## Job
Retype all of the listing exactly, passing over any picture you find.

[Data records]
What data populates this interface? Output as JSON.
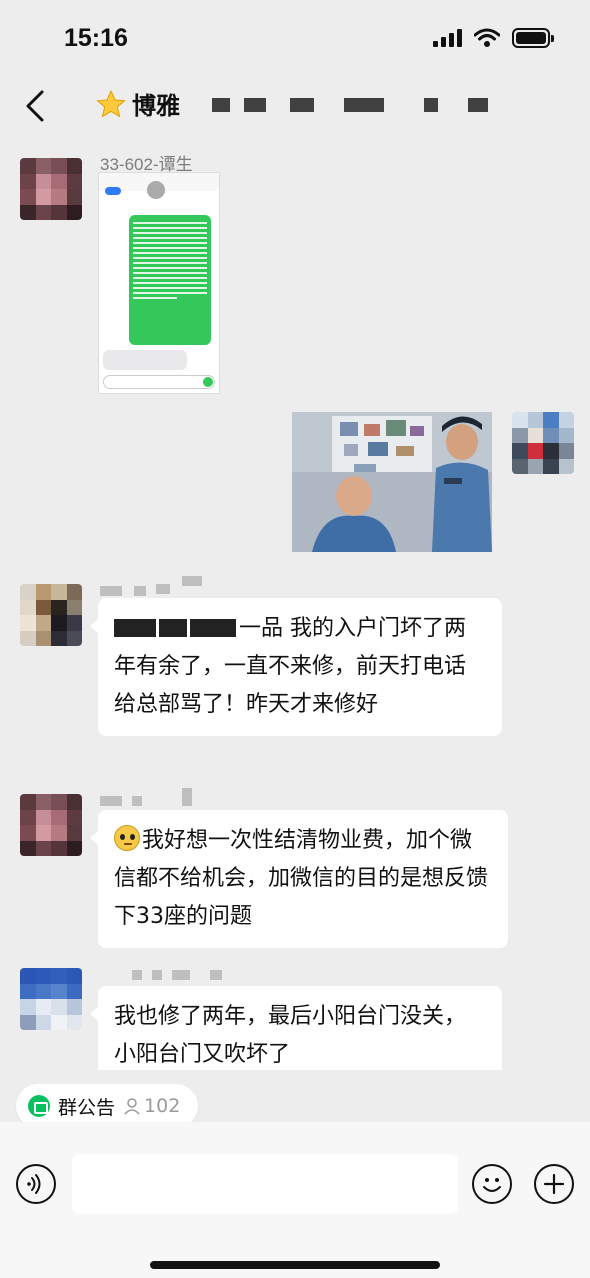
{
  "status_bar": {
    "time": "15:16"
  },
  "nav": {
    "title": "博雅"
  },
  "messages": [
    {
      "sender": "33-602-谭生",
      "type": "image",
      "image_desc": "screenshot-of-sms"
    },
    {
      "from_me": true,
      "type": "image",
      "image_desc": "photo"
    },
    {
      "sender": "",
      "type": "text",
      "text": "一品 我的入户门坏了两年有余了，一直不来修，前天打电话给总部骂了！昨天才来修好"
    },
    {
      "sender": "",
      "type": "text",
      "emoji": "flushed-face",
      "text": "我好想一次性结清物业费，加个微信都不给机会，加微信的目的是想反馈下33座的问题"
    },
    {
      "sender": "",
      "type": "text",
      "text": "我也修了两年，最后小阳台门没关，小阳台门又吹坏了"
    }
  ],
  "group_notice": {
    "label": "群公告",
    "member_count": "102"
  },
  "input": {
    "placeholder": ""
  },
  "colors": {
    "background": "#ededed",
    "accent": "#07c160",
    "bubble": "#ffffff"
  }
}
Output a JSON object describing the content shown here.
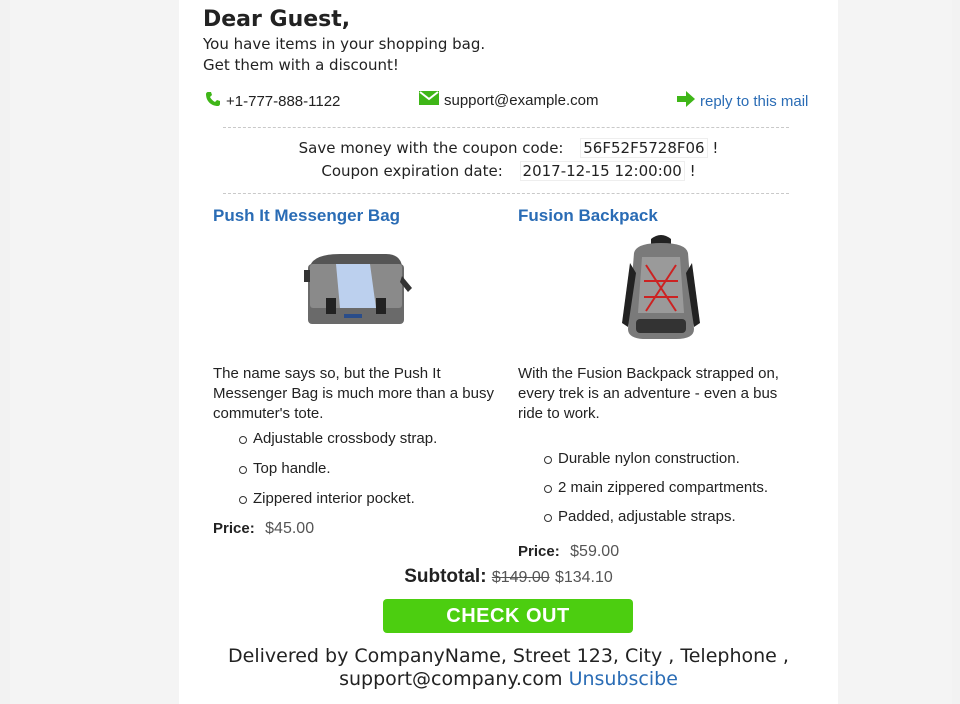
{
  "greeting": {
    "title": "Dear Guest,",
    "line1": "You have items in your shopping bag.",
    "line2": "Get them with a discount!"
  },
  "contacts": {
    "phone": "+1-777-888-1122",
    "email": "support@example.com",
    "reply": "reply to this mail"
  },
  "coupon": {
    "code_label": "Save money with the coupon code:",
    "code": "56F52F5728F06",
    "code_suffix": "!",
    "expire_label": "Coupon expiration date:",
    "expire": "2017-12-15 12:00:00",
    "expire_suffix": "!"
  },
  "products": [
    {
      "title": "Push It Messenger Bag",
      "description": "The name says so, but the Push It Messenger Bag is much more than a busy commuter's tote.",
      "features": [
        "Adjustable crossbody strap.",
        "Top handle.",
        "Zippered interior pocket."
      ],
      "price_label": "Price:",
      "price": "$45.00"
    },
    {
      "title": "Fusion Backpack",
      "description": "With the Fusion Backpack strapped on, every trek is an adventure - even a bus ride to work.",
      "features": [
        "Durable nylon construction.",
        "2 main zippered compartments.",
        "Padded, adjustable straps."
      ],
      "price_label": "Price:",
      "price": "$59.00"
    }
  ],
  "subtotal": {
    "label": "Subtotal:",
    "old": "$149.00",
    "new": "$134.10"
  },
  "checkout_label": "CHECK OUT",
  "footer": {
    "line1": "Delivered by CompanyName, Street 123, City , Telephone ,",
    "email": "support@company.com",
    "unsubscribe": "Unsubscibe"
  },
  "colors": {
    "link": "#2a6cb5",
    "checkout": "#4cce10",
    "icon_green": "#3fb618"
  }
}
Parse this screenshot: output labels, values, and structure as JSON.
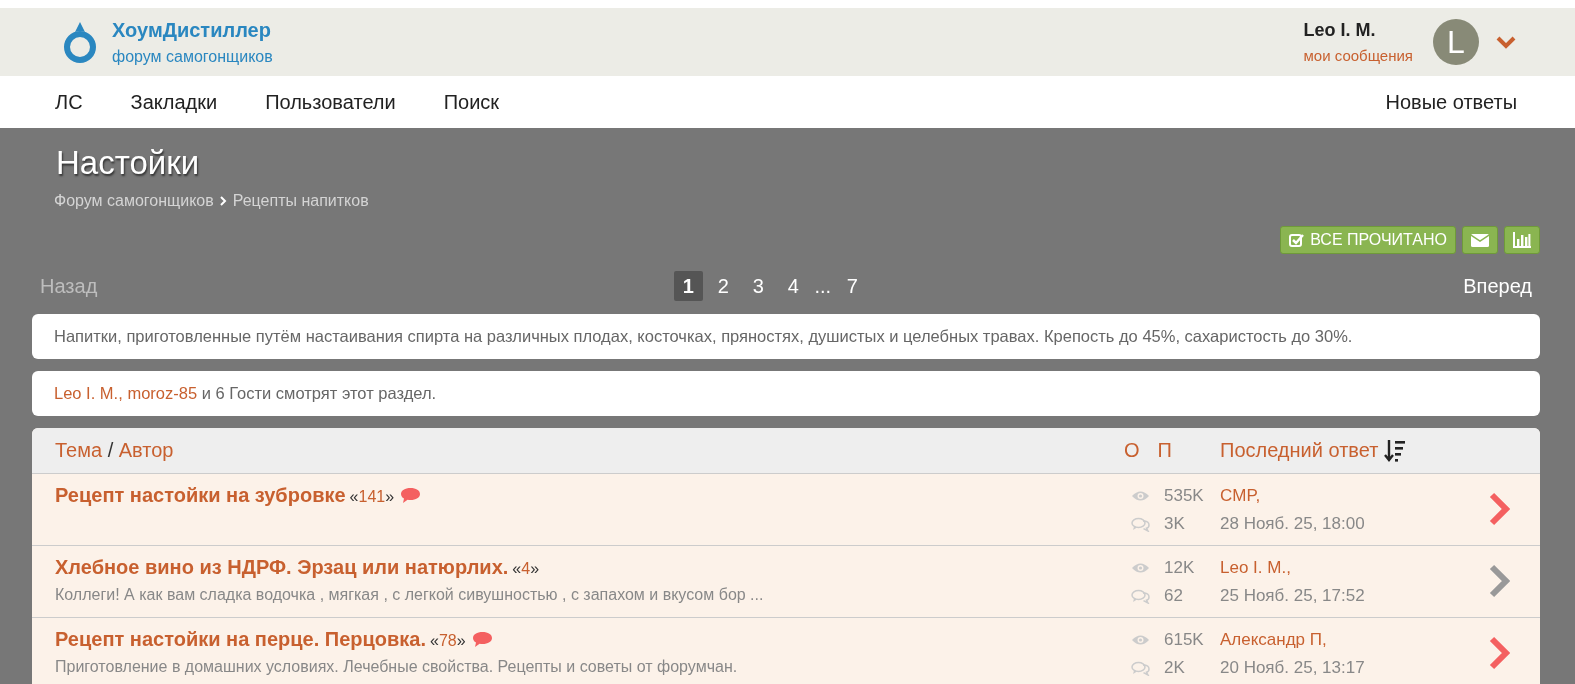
{
  "site": {
    "title": "ХоумДистиллер",
    "subtitle": "форум самогонщиков"
  },
  "user": {
    "name": "Leo I. M.",
    "link": "мои сообщения",
    "avatar_letter": "L"
  },
  "nav": {
    "left": [
      "ЛС",
      "Закладки",
      "Пользователи",
      "Поиск"
    ],
    "right": [
      "Новые ответы"
    ]
  },
  "page": {
    "title": "Настойки",
    "breadcrumbs": [
      "Форум самогонщиков",
      "Рецепты напитков"
    ]
  },
  "toolbar": [
    {
      "kind": "mark-read",
      "label": "ВСЕ ПРОЧИТАНО"
    },
    {
      "kind": "mail"
    },
    {
      "kind": "stats"
    }
  ],
  "pagination": {
    "prev": {
      "label": "Назад",
      "disabled": true
    },
    "next": {
      "label": "Вперед",
      "disabled": false
    },
    "pages": [
      {
        "kind": "page",
        "label": "1",
        "selected": true
      },
      {
        "kind": "page",
        "label": "2",
        "selected": false
      },
      {
        "kind": "page",
        "label": "3",
        "selected": false
      },
      {
        "kind": "page",
        "label": "4",
        "selected": false
      },
      {
        "kind": "gap",
        "label": "..."
      },
      {
        "kind": "page",
        "label": "7",
        "selected": false
      }
    ]
  },
  "description": "Напитки, приготовленные путём настаивания спирта на различных плодах, косточках, пряностях, душистых и целебных травах. Крепость до 45%, сахаристость до 30%.",
  "viewers": [
    {
      "kind": "user",
      "text": "Leo I. M.,"
    },
    {
      "kind": "user",
      "text": "moroz-85"
    },
    {
      "kind": "text",
      "text": " и 6 Гости смотрят этот раздел."
    }
  ],
  "table": {
    "header": {
      "topic": "Тема",
      "separator": " / ",
      "author": "Автор",
      "views": "О",
      "posts": "П",
      "last_reply": "Последний ответ"
    },
    "rows": [
      {
        "title": "Рецепт настойки на зубровке",
        "pages": {
          "open": "«",
          "count": "141",
          "close": "»"
        },
        "views": "535K",
        "replies": "3K",
        "last_user": "CMP,",
        "last_date": "28 Нояб. 25, 18:00",
        "unread": true
      },
      {
        "title": "Хлебное вино из НДРФ. Эрзац или натюрлих.",
        "pages": {
          "open": "«",
          "count": "4",
          "close": "»"
        },
        "snippet": "Коллеги! А как вам сладка водочка , мягкая , с легкой сивушностью , с запахом и вкусом бор ...",
        "views": "12K",
        "replies": "62",
        "last_user": "Leo I. M.,",
        "last_date": "25 Нояб. 25, 17:52",
        "unread": false
      },
      {
        "title": "Рецепт настойки на перце. Перцовка.",
        "pages": {
          "open": "«",
          "count": "78",
          "close": "»"
        },
        "snippet": "Приготовление в домашних условиях. Лечебные свойства. Рецепты и советы от форумчан.",
        "views": "615K",
        "replies": "2K",
        "last_user": "Александр П,",
        "last_date": "20 Нояб. 25, 13:17",
        "unread": true
      }
    ]
  }
}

## Response to this task
What data populates this interface? Output as JSON.
{
  "status_bar": {
    "time": "15:16"
  },
  "nav": {
    "title": "博雅"
  },
  "messages": [
    {
      "sender": "33-602-谭生",
      "type": "image",
      "image_desc": "screenshot-of-sms"
    },
    {
      "from_me": true,
      "type": "image",
      "image_desc": "photo"
    },
    {
      "sender": "",
      "type": "text",
      "text": "一品 我的入户门坏了两年有余了，一直不来修，前天打电话给总部骂了！昨天才来修好"
    },
    {
      "sender": "",
      "type": "text",
      "emoji": "flushed-face",
      "text": "我好想一次性结清物业费，加个微信都不给机会，加微信的目的是想反馈下33座的问题"
    },
    {
      "sender": "",
      "type": "text",
      "text": "我也修了两年，最后小阳台门没关，小阳台门又吹坏了"
    }
  ],
  "group_notice": {
    "label": "群公告",
    "member_count": "102"
  },
  "input": {
    "placeholder": ""
  },
  "colors": {
    "background": "#ededed",
    "accent": "#07c160",
    "bubble": "#ffffff"
  }
}
Output a JSON object describing the content shown here.
{
  "greeting": {
    "title": "Dear Guest,",
    "line1": "You have items in your shopping bag.",
    "line2": "Get them with a discount!"
  },
  "contacts": {
    "phone": "+1-777-888-1122",
    "email": "support@example.com",
    "reply": "reply to this mail"
  },
  "coupon": {
    "code_label": "Save money with the coupon code:",
    "code": "56F52F5728F06",
    "code_suffix": "!",
    "expire_label": "Coupon expiration date:",
    "expire": "2017-12-15 12:00:00",
    "expire_suffix": "!"
  },
  "products": [
    {
      "title": "Push It Messenger Bag",
      "description": "The name says so, but the Push It Messenger Bag is much more than a busy commuter's tote.",
      "features": [
        "Adjustable crossbody strap.",
        "Top handle.",
        "Zippered interior pocket."
      ],
      "price_label": "Price:",
      "price": "$45.00"
    },
    {
      "title": "Fusion Backpack",
      "description": "With the Fusion Backpack strapped on, every trek is an adventure - even a bus ride to work.",
      "features": [
        "Durable nylon construction.",
        "2 main zippered compartments.",
        "Padded, adjustable straps."
      ],
      "price_label": "Price:",
      "price": "$59.00"
    }
  ],
  "subtotal": {
    "label": "Subtotal:",
    "old": "$149.00",
    "new": "$134.10"
  },
  "checkout_label": "CHECK OUT",
  "footer": {
    "line1": "Delivered by CompanyName, Street 123, City , Telephone ,",
    "email": "support@company.com",
    "unsubscribe": "Unsubscibe"
  },
  "colors": {
    "link": "#2a6cb5",
    "checkout": "#4cce10",
    "icon_green": "#3fb618"
  }
}
Parse this screenshot: output labels, values, and structure as JSON.
{
  "site": {
    "title": "ХоумДистиллер",
    "subtitle": "форум самогонщиков"
  },
  "user": {
    "name": "Leo I. M.",
    "link": "мои сообщения",
    "avatar_letter": "L"
  },
  "nav": {
    "left": [
      "ЛС",
      "Закладки",
      "Пользователи",
      "Поиск"
    ],
    "right": [
      "Новые ответы"
    ]
  },
  "page": {
    "title": "Настойки",
    "breadcrumbs": [
      "Форум самогонщиков",
      "Рецепты напитков"
    ]
  },
  "toolbar": [
    {
      "kind": "mark-read",
      "label": "ВСЕ ПРОЧИТАНО"
    },
    {
      "kind": "mail"
    },
    {
      "kind": "stats"
    }
  ],
  "pagination": {
    "prev": {
      "label": "Назад",
      "disabled": true
    },
    "next": {
      "label": "Вперед",
      "disabled": false
    },
    "pages": [
      {
        "kind": "page",
        "label": "1",
        "selected": true
      },
      {
        "kind": "page",
        "label": "2",
        "selected": false
      },
      {
        "kind": "page",
        "label": "3",
        "selected": false
      },
      {
        "kind": "page",
        "label": "4",
        "selected": false
      },
      {
        "kind": "gap",
        "label": "..."
      },
      {
        "kind": "page",
        "label": "7",
        "selected": false
      }
    ]
  },
  "description": "Напитки, приготовленные путём настаивания спирта на различных плодах, косточках, пряностях, душистых и целебных травах. Крепость до 45%, сахаристость до 30%.",
  "viewers": [
    {
      "kind": "user",
      "text": "Leo I. M.,"
    },
    {
      "kind": "user",
      "text": "moroz-85"
    },
    {
      "kind": "text",
      "text": " и 6 Гости смотрят этот раздел."
    }
  ],
  "table": {
    "header": {
      "topic": "Тема",
      "separator": " / ",
      "author": "Автор",
      "views": "О",
      "posts": "П",
      "last_reply": "Последний ответ"
    },
    "rows": [
      {
        "title": "Рецепт настойки на зубровке",
        "pages": {
          "open": "«",
          "count": "141",
          "close": "»"
        },
        "views": "535K",
        "replies": "3K",
        "last_user": "CMP,",
        "last_date": "28 Нояб. 25, 18:00",
        "unread": true
      },
      {
        "title": "Хлебное вино из НДРФ. Эрзац или натюрлих.",
        "pages": {
          "open": "«",
          "count": "4",
          "close": "»"
        },
        "snippet": "Коллеги! А как вам сладка водочка , мягкая , с легкой сивушностью , с запахом и вкусом бор ...",
        "views": "12K",
        "replies": "62",
        "last_user": "Leo I. M.,",
        "last_date": "25 Нояб. 25, 17:52",
        "unread": false
      },
      {
        "title": "Рецепт настойки на перце. Перцовка.",
        "pages": {
          "open": "«",
          "count": "78",
          "close": "»"
        },
        "snippet": "Приготовление в домашних условиях. Лечебные свойства. Рецепты и советы от форумчан.",
        "views": "615K",
        "replies": "2K",
        "last_user": "Александр П,",
        "last_date": "20 Нояб. 25, 13:17",
        "unread": true
      }
    ]
  }
}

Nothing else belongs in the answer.